* _EXCERPT TO READ_:
***
Saturday, November 15, 2008

Network Software and SQL*Net

Oracle Files

In this part, I discuss the different types of files that Oracle uses on the hard disk drive of any machine.

Database Files

The database files hold the actual data and are typically the largest in size (from a few megabytes to many gigabytes). The other files (control files and redo logs) support the rest of the architecture. Depending on their sizes, the tables (and other objects) for all the user accounts can obviously go in one database file—but that's not an ideal situation because it does not make the database structure very flexible for controlling access to storage for different Oracle users, putting the database on different disk drives, or backing up and restoring just part of the database.

You must have at least one database file (adequate for a small or testing database), but usually, you have many more than one. In terms of accessing and using the data in the tables and other objects, the number (or location) of the files is immaterial.

The database files are fixed in size and never grow bigger than the size at which they were created.

Control Files

Any database must have at least one control file, although you typically have more than one to guard against loss. The control file records the name of the database, the date and time it was created, the location of the database and redo logs, and the synchronization information to ensure that all three sets of files are always in step. Every time you add a new database or redo log file to the database, the information is recorded in the control files.

Redo Logs

Any database must have at least two redo logs. These are the journals for the database; the redo logs record all changes to the user objects or system objects. If any type of failure occurs, such as loss of one or more database files, you can use the changes recorded in the redo logs to bring the database to a consistent state without losing any committed transactions. In the case of non-data loss failure, such as a machine crash, Oracle can apply the information in the redo logs automatically without intervention from the database administrator (DBA). The SMON background process automatically reapplies the committed changes in the redo logs to the database files.

Like the other files used by Oracle, the redo log files are fixed in size and never grow dynamically from the size at which they were created.
***
* _MATERIAL_:
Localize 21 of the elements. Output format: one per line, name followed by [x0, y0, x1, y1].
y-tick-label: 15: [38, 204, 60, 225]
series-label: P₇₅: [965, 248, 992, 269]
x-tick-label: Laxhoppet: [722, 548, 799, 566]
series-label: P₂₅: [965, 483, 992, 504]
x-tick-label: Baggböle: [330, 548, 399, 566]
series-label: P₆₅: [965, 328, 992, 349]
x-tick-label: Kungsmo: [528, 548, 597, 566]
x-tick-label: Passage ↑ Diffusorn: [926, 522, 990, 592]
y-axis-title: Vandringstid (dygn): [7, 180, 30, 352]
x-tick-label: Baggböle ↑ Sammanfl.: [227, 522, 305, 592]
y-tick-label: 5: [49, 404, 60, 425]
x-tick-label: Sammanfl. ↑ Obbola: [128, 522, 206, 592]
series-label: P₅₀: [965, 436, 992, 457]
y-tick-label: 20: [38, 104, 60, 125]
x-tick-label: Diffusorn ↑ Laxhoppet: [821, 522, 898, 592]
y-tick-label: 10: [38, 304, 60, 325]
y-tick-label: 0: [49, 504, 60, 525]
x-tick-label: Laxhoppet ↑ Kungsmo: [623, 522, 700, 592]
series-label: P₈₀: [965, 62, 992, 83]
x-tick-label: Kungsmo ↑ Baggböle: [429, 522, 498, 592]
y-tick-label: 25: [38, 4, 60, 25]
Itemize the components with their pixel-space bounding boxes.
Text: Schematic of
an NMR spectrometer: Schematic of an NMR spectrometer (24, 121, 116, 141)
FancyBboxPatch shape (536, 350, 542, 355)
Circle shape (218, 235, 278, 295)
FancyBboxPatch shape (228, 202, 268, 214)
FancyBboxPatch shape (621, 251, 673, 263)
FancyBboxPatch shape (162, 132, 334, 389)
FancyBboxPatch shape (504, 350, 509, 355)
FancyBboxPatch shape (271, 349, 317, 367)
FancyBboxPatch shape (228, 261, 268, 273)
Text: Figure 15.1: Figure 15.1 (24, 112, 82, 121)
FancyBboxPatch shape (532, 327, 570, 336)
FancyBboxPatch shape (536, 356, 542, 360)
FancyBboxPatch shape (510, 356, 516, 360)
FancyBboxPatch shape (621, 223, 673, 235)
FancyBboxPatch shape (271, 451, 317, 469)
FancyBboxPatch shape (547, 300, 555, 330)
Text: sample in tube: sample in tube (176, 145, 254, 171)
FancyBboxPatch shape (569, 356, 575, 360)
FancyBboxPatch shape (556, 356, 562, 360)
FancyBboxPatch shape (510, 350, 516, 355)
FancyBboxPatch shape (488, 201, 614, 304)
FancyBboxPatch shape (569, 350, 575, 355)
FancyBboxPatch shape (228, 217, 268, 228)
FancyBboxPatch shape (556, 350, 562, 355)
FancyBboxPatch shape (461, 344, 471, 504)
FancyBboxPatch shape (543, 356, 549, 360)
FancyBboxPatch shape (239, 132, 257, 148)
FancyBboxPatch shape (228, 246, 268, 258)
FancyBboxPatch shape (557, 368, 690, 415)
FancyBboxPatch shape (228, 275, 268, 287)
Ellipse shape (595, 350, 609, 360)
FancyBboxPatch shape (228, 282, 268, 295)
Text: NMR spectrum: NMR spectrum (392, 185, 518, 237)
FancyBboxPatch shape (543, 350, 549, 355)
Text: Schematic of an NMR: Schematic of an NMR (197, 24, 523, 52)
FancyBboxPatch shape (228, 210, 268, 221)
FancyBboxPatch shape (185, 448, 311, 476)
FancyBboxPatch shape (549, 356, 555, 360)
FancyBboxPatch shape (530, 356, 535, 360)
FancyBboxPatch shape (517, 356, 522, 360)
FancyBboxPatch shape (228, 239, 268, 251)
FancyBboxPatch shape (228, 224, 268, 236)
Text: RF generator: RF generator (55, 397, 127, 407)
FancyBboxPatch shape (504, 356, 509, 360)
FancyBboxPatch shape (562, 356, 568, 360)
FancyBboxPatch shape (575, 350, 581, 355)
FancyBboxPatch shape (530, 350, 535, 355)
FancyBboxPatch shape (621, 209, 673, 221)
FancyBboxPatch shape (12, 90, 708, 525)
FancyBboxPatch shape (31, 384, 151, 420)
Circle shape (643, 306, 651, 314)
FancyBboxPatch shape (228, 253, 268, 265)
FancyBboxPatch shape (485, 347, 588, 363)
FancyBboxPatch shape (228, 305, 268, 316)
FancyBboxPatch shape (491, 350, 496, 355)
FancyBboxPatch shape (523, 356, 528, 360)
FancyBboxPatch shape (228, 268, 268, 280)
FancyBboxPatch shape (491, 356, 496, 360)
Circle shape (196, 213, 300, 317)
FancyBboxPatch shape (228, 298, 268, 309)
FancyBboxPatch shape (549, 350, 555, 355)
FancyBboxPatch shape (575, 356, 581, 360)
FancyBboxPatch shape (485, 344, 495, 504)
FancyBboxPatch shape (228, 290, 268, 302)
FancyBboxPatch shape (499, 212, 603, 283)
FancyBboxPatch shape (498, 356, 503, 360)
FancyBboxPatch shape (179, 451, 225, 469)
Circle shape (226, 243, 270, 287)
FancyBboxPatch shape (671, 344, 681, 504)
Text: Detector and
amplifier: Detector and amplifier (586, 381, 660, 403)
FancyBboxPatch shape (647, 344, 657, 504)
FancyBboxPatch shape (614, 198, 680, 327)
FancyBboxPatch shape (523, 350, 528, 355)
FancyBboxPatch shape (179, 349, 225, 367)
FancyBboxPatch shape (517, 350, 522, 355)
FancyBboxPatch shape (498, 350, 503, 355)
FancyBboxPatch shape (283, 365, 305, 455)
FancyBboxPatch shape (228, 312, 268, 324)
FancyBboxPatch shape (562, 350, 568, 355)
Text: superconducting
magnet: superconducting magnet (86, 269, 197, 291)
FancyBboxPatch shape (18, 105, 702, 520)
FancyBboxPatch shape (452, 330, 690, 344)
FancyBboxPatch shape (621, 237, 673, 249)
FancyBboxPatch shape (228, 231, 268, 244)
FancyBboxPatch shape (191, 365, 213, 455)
***
* _SET EXERCISE 1_: Revise the section of the Oracle files post that begins at the words "Any database must have at least two" and stops after "from the size at which they were created.", replacing "committed" with "confirmed" each time it appears.
* _SET EXERCISE 2_: In the Oracle files post, condense the paragraph beginning "Any database must have at least one control file" into a short bulleted list that keeps its main facts.

* _WRITTEN SOLUTION 1_:
Any database must have at least two redo logs. These are the journals for the database; the redo logs record all changes to the user objects or system objects. If any type of failure occurs, such as loss of one or more database files, you can use the changes recorded in the redo logs to bring the database to a consistent state without losing any confirmed transactions. In the case of non-data loss failure, such as a machine crash, Oracle can apply the information in the redo logs automatically without intervention from the database administrator (DBA). The SMON background process automatically reapplies the confirmed changes in the redo logs to the database files.

Like the other files used by Oracle, the redo log files are fixed in size and never grow dynamically from the size at which they were created.

* _WRITTEN SOLUTION 2_:
- Every database needs at least one control file. Usually there are several to guard against loss.
- The control file records:
  - the database name
  - the date and time the database was created
  - the location of the database files and redo logs
  - synchronization information that keeps all three sets of files in step
- Each time a new database file or redo log file is added, the information is recorded in the control files.